• _What is required_: Rewrite the data from its first line up to and including the line with "success-dot-icon [713, 276, 731, 295]", changing "success-label-box" to "success-tag-box" and leaving everything else as it is.

• _Extracted records_:
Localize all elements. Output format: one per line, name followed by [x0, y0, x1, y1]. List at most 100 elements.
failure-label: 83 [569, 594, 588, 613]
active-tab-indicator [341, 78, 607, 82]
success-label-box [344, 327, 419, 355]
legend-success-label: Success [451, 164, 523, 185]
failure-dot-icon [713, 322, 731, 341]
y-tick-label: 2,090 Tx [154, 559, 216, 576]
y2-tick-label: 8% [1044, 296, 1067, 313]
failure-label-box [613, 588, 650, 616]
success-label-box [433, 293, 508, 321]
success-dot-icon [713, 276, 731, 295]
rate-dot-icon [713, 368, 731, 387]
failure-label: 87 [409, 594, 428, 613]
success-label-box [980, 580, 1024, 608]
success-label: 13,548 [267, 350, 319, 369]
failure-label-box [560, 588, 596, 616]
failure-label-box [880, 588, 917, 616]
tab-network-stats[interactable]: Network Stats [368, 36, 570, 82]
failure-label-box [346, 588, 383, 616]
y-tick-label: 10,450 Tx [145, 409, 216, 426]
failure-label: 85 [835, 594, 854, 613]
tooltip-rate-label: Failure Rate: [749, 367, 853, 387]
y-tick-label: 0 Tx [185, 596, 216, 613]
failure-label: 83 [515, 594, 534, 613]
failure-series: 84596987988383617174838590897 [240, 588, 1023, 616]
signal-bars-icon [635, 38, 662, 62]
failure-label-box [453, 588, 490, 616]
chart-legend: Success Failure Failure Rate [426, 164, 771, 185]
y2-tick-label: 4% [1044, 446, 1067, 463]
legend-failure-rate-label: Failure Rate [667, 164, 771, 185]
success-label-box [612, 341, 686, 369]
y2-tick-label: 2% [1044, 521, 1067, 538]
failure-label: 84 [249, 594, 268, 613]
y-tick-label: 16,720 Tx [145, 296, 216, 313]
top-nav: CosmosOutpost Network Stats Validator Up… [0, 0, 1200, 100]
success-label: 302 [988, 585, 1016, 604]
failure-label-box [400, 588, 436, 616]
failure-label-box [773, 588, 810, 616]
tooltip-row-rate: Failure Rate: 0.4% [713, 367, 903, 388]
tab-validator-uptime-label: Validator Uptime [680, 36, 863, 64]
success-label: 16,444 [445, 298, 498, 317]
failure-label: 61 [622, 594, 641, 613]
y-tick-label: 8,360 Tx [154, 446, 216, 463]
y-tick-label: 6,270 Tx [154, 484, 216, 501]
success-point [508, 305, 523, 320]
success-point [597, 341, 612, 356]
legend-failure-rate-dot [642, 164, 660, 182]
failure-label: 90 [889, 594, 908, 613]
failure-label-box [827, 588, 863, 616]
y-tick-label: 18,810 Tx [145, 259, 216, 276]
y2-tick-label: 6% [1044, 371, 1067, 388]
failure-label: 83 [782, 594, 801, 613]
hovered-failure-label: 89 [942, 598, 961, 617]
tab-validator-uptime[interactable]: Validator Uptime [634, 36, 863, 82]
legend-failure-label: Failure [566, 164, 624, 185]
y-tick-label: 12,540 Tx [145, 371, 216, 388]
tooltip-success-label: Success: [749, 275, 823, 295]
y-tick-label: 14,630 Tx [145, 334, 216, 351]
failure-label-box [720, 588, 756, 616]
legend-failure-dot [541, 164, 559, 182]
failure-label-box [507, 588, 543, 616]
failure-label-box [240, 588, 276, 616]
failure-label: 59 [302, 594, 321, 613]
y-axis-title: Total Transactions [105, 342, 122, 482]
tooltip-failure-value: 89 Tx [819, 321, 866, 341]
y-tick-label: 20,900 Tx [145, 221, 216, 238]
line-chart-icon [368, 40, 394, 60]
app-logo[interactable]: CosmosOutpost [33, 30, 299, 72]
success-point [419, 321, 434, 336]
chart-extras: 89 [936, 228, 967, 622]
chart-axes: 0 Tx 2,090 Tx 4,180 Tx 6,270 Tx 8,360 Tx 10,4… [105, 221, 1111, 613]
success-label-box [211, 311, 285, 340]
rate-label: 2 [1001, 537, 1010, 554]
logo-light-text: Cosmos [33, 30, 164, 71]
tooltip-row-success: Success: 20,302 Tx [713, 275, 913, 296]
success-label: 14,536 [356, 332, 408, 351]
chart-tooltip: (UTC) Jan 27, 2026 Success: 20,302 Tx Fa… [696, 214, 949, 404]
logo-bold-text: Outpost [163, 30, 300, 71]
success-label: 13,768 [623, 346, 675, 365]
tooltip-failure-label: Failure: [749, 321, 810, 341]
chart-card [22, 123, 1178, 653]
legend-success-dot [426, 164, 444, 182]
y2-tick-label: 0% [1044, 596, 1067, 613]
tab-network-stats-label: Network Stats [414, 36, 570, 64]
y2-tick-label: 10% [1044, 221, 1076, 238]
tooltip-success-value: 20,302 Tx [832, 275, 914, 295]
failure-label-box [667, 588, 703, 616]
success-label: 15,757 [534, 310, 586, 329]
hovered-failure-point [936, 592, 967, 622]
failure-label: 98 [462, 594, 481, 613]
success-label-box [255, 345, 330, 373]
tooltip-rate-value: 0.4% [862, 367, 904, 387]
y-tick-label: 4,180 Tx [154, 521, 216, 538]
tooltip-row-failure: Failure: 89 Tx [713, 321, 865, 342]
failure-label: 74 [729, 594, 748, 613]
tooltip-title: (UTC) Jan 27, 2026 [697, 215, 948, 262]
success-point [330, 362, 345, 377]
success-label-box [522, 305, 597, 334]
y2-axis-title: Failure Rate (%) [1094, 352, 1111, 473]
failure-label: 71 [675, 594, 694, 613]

• _Task solution_:
Localize all elements. Output format: one per line, name followed by [x0, y0, x1, y1]. List at most 100 elements.
failure-label: 83 [569, 594, 588, 613]
active-tab-indicator [341, 78, 607, 82]
success-tag-box [344, 327, 419, 355]
legend-success-label: Success [451, 164, 523, 185]
failure-dot-icon [713, 322, 731, 341]
y-tick-label: 2,090 Tx [154, 559, 216, 576]
y2-tick-label: 8% [1044, 296, 1067, 313]
failure-label-box [613, 588, 650, 616]
success-tag-box [433, 293, 508, 321]
success-dot-icon [713, 276, 731, 295]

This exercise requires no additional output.